→ **Goal**: Provide an exact copy of the data, excluding the images.

+--

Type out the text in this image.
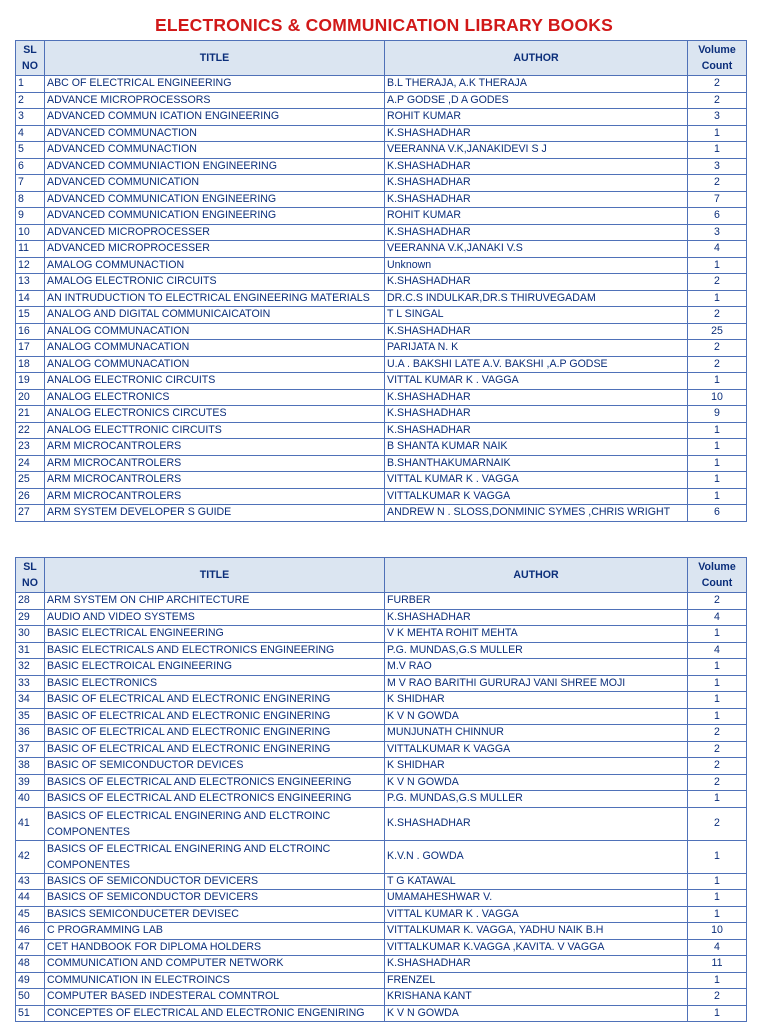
ELECTRONICS & COMMUNICATION LIBRARY BOOKS
SL NO	TITLE	AUTHOR	Volume Count
1	ABC OF ELECTRICAL ENGINEERING	B.L THERAJA, A.K THERAJA	2
2	ADVANCE MICROPROCESSORS	A.P GODSE ,D A GODES	2
3	ADVANCED COMMUN ICATION ENGINEERING	ROHIT KUMAR	3
4	ADVANCED COMMUNACTION	K.SHASHADHAR	1
5	ADVANCED COMMUNACTION	VEERANNA V.K,JANAKIDEVI S J	1
6	ADVANCED COMMUNIACTION ENGINEERING	K.SHASHADHAR	3
7	ADVANCED COMMUNICATION	K.SHASHADHAR	2
8	ADVANCED COMMUNICATION ENGINEERING	K.SHASHADHAR	7
9	ADVANCED COMMUNICATION ENGINEERING	ROHIT KUMAR	6
10	ADVANCED MICROPROCESSER	K.SHASHADHAR	3
11	ADVANCED MICROPROCESSER	VEERANNA V.K,JANAKI V.S	4
12	AMALOG COMMUNACTION	Unknown	1
13	AMALOG ELECTRONIC CIRCUITS	K.SHASHADHAR	2
14	AN INTRUDUCTION TO ELECTRICAL ENGINEERING MATERIALS	DR.C.S INDULKAR,DR.S THIRUVEGADAM	1
15	ANALOG AND DIGITAL COMMUNICAICATOIN	T L SINGAL	2
16	ANALOG COMMUNACATION	K.SHASHADHAR	25
17	ANALOG COMMUNACATION	PARIJATA N. K	2
18	ANALOG COMMUNACATION	U.A . BAKSHI LATE A.V. BAKSHI ,A.P GODSE	2
19	ANALOG ELECTRONIC CIRCUITS	VITTAL KUMAR K . VAGGA	1
20	ANALOG ELECTRONICS	K.SHASHADHAR	10
21	ANALOG ELECTRONICS CIRCUTES	K.SHASHADHAR	9
22	ANALOG ELECTTRONIC CIRCUITS	K.SHASHADHAR	1
23	ARM MICROCANTROLERS	B SHANTA KUMAR NAIK	1
24	ARM MICROCANTROLERS	B.SHANTHAKUMARNAIK	1
25	ARM MICROCANTROLERS	VITTAL KUMAR K . VAGGA	1
26	ARM MICROCANTROLERS	VITTALKUMAR K VAGGA	1
27	ARM SYSTEM DEVELOPER S GUIDE	ANDREW N . SLOSS,DONMINIC SYMES ,CHRIS WRIGHT	6
SL NO	TITLE	AUTHOR	Volume Count
28	ARM SYSTEM ON CHIP ARCHITECTURE	FURBER	2
29	AUDIO AND VIDEO SYSTEMS	K.SHASHADHAR	4
30	BASIC ELECTRICAL ENGINEERING	V K MEHTA ROHIT MEHTA	1
31	BASIC ELECTRICALS AND ELECTRONICS ENGINEERING	P.G. MUNDAS,G.S MULLER	4
32	BASIC ELECTROICAL ENGINEERING	M.V RAO	1
33	BASIC ELECTRONICS	M V RAO BARITHI GURURAJ VANI SHREE MOJI	1
34	BASIC OF ELECTRICAL AND ELECTRONIC ENGINERING	K SHIDHAR	1
35	BASIC OF ELECTRICAL AND ELECTRONIC ENGINERING	K V N GOWDA	1
36	BASIC OF ELECTRICAL AND ELECTRONIC ENGINERING	MUNJUNATH CHINNUR	2
37	BASIC OF ELECTRICAL AND ELECTRONIC ENGINERING	VITTALKUMAR K VAGGA	2
38	BASIC OF SEMICONDUCTOR DEVICES	K SHIDHAR	2
39	BASICS OF ELECTRICAL AND ELECTRONICS ENGINEERING	K V N GOWDA	2
40	BASICS OF ELECTRICAL AND ELECTRONICS ENGINEERING	P.G. MUNDAS,G.S MULLER	1
41	BASICS OF ELECTRICAL ENGINERING AND ELCTROINC COMPONENTES	K.SHASHADHAR	2
42	BASICS OF ELECTRICAL ENGINERING AND ELCTROINC COMPONENTES	K.V.N . GOWDA	1
43	BASICS OF SEMICONDUCTOR DEVICERS	T G KATAWAL	1
44	BASICS OF SEMICONDUCTOR DEVICERS	UMAMAHESHWAR V.	1
45	BASICS SEMICONDUCETER DEVISEC	VITTAL KUMAR K . VAGGA	1
46	C PROGRAMMING LAB	VITTALKUMAR K. VAGGA, YADHU NAIK B.H	10
47	CET HANDBOOK FOR DIPLOMA HOLDERS	VITTALKUMAR K.VAGGA ,KAVITA. V VAGGA	4
48	COMMUNICATION AND COMPUTER NETWORK	K.SHASHADHAR	11
49	COMMUNICATION IN ELECTROINCS	FRENZEL	1
50	COMPUTER BASED INDESTERAL COMNTROL	KRISHANA KANT	2
51	CONCEPTES OF ELECTRICAL AND ELECTRONIC ENGENIRING	K V N GOWDA	1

+--

→ **Correct result**:
Type out the text in this image.
ELECTRONICS & COMMUNICATION LIBRARY BOOKS
SL NO	TITLE	AUTHOR	Volume Count
1	ABC OF ELECTRICAL ENGINEERING	B.L THERAJA, A.K THERAJA	2
2	ADVANCE MICROPROCESSORS	A.P GODSE ,D A GODES	2
3	ADVANCED COMMUN ICATION ENGINEERING	ROHIT KUMAR	3
4	ADVANCED COMMUNACTION	K.SHASHADHAR	1
5	ADVANCED COMMUNACTION	VEERANNA V.K,JANAKIDEVI S J	1
6	ADVANCED COMMUNIACTION ENGINEERING	K.SHASHADHAR	3
7	ADVANCED COMMUNICATION	K.SHASHADHAR	2
8	ADVANCED COMMUNICATION ENGINEERING	K.SHASHADHAR	7
9	ADVANCED COMMUNICATION ENGINEERING	ROHIT KUMAR	6
10	ADVANCED MICROPROCESSER	K.SHASHADHAR	3
11	ADVANCED MICROPROCESSER	VEERANNA V.K,JANAKI V.S	4
12	AMALOG COMMUNACTION	Unknown	1
13	AMALOG ELECTRONIC CIRCUITS	K.SHASHADHAR	2
14	AN INTRUDUCTION TO ELECTRICAL ENGINEERING MATERIALS	DR.C.S INDULKAR,DR.S THIRUVEGADAM	1
15	ANALOG AND DIGITAL COMMUNICAICATOIN	T L SINGAL	2
16	ANALOG COMMUNACATION	K.SHASHADHAR	25
17	ANALOG COMMUNACATION	PARIJATA N. K	2
18	ANALOG COMMUNACATION	U.A . BAKSHI LATE A.V. BAKSHI ,A.P GODSE	2
19	ANALOG ELECTRONIC CIRCUITS	VITTAL KUMAR K . VAGGA	1
20	ANALOG ELECTRONICS	K.SHASHADHAR	10
21	ANALOG ELECTRONICS CIRCUTES	K.SHASHADHAR	9
22	ANALOG ELECTTRONIC CIRCUITS	K.SHASHADHAR	1
23	ARM MICROCANTROLERS	B SHANTA KUMAR NAIK	1
24	ARM MICROCANTROLERS	B.SHANTHAKUMARNAIK	1
25	ARM MICROCANTROLERS	VITTAL KUMAR K . VAGGA	1
26	ARM MICROCANTROLERS	VITTALKUMAR K VAGGA	1
27	ARM SYSTEM DEVELOPER S GUIDE	ANDREW N . SLOSS,DONMINIC SYMES ,CHRIS WRIGHT	6
SL NO	TITLE	AUTHOR	Volume Count
28	ARM SYSTEM ON CHIP ARCHITECTURE	FURBER	2
29	AUDIO AND VIDEO SYSTEMS	K.SHASHADHAR	4
30	BASIC ELECTRICAL ENGINEERING	V K MEHTA ROHIT MEHTA	1
31	BASIC ELECTRICALS AND ELECTRONICS ENGINEERING	P.G. MUNDAS,G.S MULLER	4
32	BASIC ELECTROICAL ENGINEERING	M.V RAO	1
33	BASIC ELECTRONICS	M V RAO BARITHI GURURAJ VANI SHREE MOJI	1
34	BASIC OF ELECTRICAL AND ELECTRONIC ENGINERING	K SHIDHAR	1
35	BASIC OF ELECTRICAL AND ELECTRONIC ENGINERING	K V N GOWDA	1
36	BASIC OF ELECTRICAL AND ELECTRONIC ENGINERING	MUNJUNATH CHINNUR	2
37	BASIC OF ELECTRICAL AND ELECTRONIC ENGINERING	VITTALKUMAR K VAGGA	2
38	BASIC OF SEMICONDUCTOR DEVICES	K SHIDHAR	2
39	BASICS OF ELECTRICAL AND ELECTRONICS ENGINEERING	K V N GOWDA	2
40	BASICS OF ELECTRICAL AND ELECTRONICS ENGINEERING	P.G. MUNDAS,G.S MULLER	1
41	BASICS OF ELECTRICAL ENGINERING AND ELCTROINC COMPONENTES	K.SHASHADHAR	2
42	BASICS OF ELECTRICAL ENGINERING AND ELCTROINC COMPONENTES	K.V.N . GOWDA	1
43	BASICS OF SEMICONDUCTOR DEVICERS	T G KATAWAL	1
44	BASICS OF SEMICONDUCTOR DEVICERS	UMAMAHESHWAR V.	1
45	BASICS SEMICONDUCETER DEVISEC	VITTAL KUMAR K . VAGGA	1
46	C PROGRAMMING LAB	VITTALKUMAR K. VAGGA, YADHU NAIK B.H	10
47	CET HANDBOOK FOR DIPLOMA HOLDERS	VITTALKUMAR K.VAGGA ,KAVITA. V VAGGA	4
48	COMMUNICATION AND COMPUTER NETWORK	K.SHASHADHAR	11
49	COMMUNICATION IN ELECTROINCS	FRENZEL	1
50	COMPUTER BASED INDESTERAL COMNTROL	KRISHANA KANT	2
51	CONCEPTES OF ELECTRICAL AND ELECTRONIC ENGENIRING	K V N GOWDA	1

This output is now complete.